The exercise:
Are you able to quote each entry exactly as written?
↓
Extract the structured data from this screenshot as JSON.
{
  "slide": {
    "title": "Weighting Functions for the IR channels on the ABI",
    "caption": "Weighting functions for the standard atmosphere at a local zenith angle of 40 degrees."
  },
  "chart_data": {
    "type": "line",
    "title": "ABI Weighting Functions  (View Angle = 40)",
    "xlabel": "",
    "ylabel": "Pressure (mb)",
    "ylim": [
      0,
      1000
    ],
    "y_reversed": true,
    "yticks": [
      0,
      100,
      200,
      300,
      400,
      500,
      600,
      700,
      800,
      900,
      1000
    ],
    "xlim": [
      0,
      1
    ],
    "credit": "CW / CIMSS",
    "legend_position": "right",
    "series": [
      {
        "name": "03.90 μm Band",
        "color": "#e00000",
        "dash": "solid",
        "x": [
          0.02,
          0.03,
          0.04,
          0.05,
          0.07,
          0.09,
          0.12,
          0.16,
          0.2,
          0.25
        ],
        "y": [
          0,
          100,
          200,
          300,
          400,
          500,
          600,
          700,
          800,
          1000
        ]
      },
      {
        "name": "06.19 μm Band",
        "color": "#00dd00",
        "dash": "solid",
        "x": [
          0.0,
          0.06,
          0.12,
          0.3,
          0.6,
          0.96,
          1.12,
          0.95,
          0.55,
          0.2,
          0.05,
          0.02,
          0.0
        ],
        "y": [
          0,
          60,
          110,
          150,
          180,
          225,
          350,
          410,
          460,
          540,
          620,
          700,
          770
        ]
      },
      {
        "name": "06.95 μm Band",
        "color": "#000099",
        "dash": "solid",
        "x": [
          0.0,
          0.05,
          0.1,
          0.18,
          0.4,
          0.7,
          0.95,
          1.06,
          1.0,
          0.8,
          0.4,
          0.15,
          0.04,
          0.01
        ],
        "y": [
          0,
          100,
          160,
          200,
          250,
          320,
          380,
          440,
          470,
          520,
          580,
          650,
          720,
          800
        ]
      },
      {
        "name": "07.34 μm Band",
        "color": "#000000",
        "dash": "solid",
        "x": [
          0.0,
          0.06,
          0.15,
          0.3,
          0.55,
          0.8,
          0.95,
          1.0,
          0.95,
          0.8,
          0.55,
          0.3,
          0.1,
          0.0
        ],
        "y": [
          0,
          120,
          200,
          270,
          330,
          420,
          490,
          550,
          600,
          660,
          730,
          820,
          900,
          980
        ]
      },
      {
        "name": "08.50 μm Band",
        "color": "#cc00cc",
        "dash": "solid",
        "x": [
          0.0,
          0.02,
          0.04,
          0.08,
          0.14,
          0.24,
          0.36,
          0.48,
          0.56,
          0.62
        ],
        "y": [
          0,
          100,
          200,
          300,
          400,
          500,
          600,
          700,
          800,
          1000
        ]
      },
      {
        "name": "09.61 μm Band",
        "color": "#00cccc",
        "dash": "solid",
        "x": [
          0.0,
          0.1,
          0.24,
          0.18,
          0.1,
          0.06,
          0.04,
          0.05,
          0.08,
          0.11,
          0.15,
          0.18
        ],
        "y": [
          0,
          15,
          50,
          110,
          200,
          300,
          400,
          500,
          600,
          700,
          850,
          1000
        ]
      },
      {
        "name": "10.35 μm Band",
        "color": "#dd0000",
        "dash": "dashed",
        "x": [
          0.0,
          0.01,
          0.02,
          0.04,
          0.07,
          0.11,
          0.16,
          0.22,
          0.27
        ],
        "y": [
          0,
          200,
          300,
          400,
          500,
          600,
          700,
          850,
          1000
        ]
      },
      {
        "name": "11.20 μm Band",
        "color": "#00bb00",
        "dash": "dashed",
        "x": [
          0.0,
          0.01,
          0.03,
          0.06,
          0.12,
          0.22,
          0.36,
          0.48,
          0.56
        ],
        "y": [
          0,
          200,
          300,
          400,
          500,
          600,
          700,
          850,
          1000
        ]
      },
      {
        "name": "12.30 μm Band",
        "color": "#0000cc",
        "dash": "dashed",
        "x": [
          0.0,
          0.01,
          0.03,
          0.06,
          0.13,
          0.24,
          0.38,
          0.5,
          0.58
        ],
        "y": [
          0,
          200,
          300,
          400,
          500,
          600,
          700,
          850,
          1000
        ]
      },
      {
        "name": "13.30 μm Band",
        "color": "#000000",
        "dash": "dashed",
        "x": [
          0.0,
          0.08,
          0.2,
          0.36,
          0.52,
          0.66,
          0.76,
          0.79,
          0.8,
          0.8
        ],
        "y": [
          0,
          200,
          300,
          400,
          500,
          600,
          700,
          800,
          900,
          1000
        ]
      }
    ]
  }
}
↑
The result:
Extract the structured data from this screenshot as JSON.
{
  "slide": {
    "title": "Weighting Functions for the IR channels on the ABI",
    "caption": "Weighting functions for the standard atmosphere at a local zenith angle of 40 degrees."
  },
  "chart_data": {
    "type": "line",
    "title": "ABI Weighting Functions  (View Angle = 40)",
    "xlabel": "",
    "ylabel": "Pressure (mb)",
    "ylim": [
      0,
      1000
    ],
    "y_reversed": true,
    "yticks": [
      0,
      100,
      200,
      300,
      400,
      500,
      600,
      700,
      800,
      900,
      1000
    ],
    "xlim": [
      0,
      1
    ],
    "credit": "CW / CIMSS",
    "legend_position": "right",
    "series": [
      {
        "name": "03.90 μm Band",
        "color": "#e00000",
        "dash": "solid",
        "x": [
          0.02,
          0.03,
          0.04,
          0.05,
          0.07,
          0.09,
          0.12,
          0.16,
          0.2,
          0.25
        ],
        "y": [
          0,
          100,
          200,
          300,
          400,
          500,
          600,
          700,
          800,
          1000
        ]
      },
      {
        "name": "06.19 μm Band",
        "color": "#00dd00",
        "dash": "solid",
        "x": [
          0.0,
          0.06,
          0.12,
          0.3,
          0.6,
          0.96,
          1.12,
          0.95,
          0.55,
          0.2,
          0.05,
          0.02,
          0.0
        ],
        "y": [
          0,
          60,
          110,
          150,
          180,
          225,
          350,
          410,
          460,
          540,
          620,
          700,
          770
        ]
      },
      {
        "name": "06.95 μm Band",
        "color": "#000099",
        "dash": "solid",
        "x": [
          0.0,
          0.05,
          0.1,
          0.18,
          0.4,
          0.7,
          0.95,
          1.06,
          1.0,
          0.8,
          0.4,
          0.15,
          0.04,
          0.01
        ],
        "y": [
          0,
          100,
          160,
          200,
          250,
          320,
          380,
          440,
          470,
          520,
          580,
          650,
          720,
          800
        ]
      },
      {
        "name": "07.34 μm Band",
        "color": "#000000",
        "dash": "solid",
        "x": [
          0.0,
          0.06,
          0.15,
          0.3,
          0.55,
          0.8,
          0.95,
          1.0,
          0.95,
          0.8,
          0.55,
          0.3,
          0.1,
          0.0
        ],
        "y": [
          0,
          120,
          200,
          270,
          330,
          420,
          490,
          550,
          600,
          660,
          730,
          820,
          900,
          980
        ]
      },
      {
        "name": "08.50 μm Band",
        "color": "#cc00cc",
        "dash": "solid",
        "x": [
          0.0,
          0.02,
          0.04,
          0.08,
          0.14,
          0.24,
          0.36,
          0.48,
          0.56,
          0.62
        ],
        "y": [
          0,
          100,
          200,
          300,
          400,
          500,
          600,
          700,
          800,
          1000
        ]
      },
      {
        "name": "09.61 μm Band",
        "color": "#00cccc",
        "dash": "solid",
        "x": [
          0.0,
          0.1,
          0.24,
          0.18,
          0.1,
          0.06,
          0.04,
          0.05,
          0.08,
          0.11,
          0.15,
          0.18
        ],
        "y": [
          0,
          15,
          50,
          110,
          200,
          300,
          400,
          500,
          600,
          700,
          850,
          1000
        ]
      },
      {
        "name": "10.35 μm Band",
        "color": "#dd0000",
        "dash": "dashed",
        "x": [
          0.0,
          0.01,
          0.02,
          0.04,
          0.07,
          0.11,
          0.16,
          0.22,
          0.27
        ],
        "y": [
          0,
          200,
          300,
          400,
          500,
          600,
          700,
          850,
          1000
        ]
      },
      {
        "name": "11.20 μm Band",
        "color": "#00bb00",
        "dash": "dashed",
        "x": [
          0.0,
          0.01,
          0.03,
          0.06,
          0.12,
          0.22,
          0.36,
          0.48,
          0.56
        ],
        "y": [
          0,
          200,
          300,
          400,
          500,
          600,
          700,
          850,
          1000
        ]
      },
      {
        "name": "12.30 μm Band",
        "color": "#0000cc",
        "dash": "dashed",
        "x": [
          0.0,
          0.01,
          0.03,
          0.06,
          0.13,
          0.24,
          0.38,
          0.5,
          0.58
        ],
        "y": [
          0,
          200,
          300,
          400,
          500,
          600,
          700,
          850,
          1000
        ]
      },
      {
        "name": "13.30 μm Band",
        "color": "#000000",
        "dash": "dashed",
        "x": [
          0.0,
          0.08,
          0.2,
          0.36,
          0.52,
          0.66,
          0.76,
          0.79,
          0.8,
          0.8
        ],
        "y": [
          0,
          200,
          300,
          400,
          500,
          600,
          700,
          800,
          900,
          1000
        ]
      }
    ]
  }
}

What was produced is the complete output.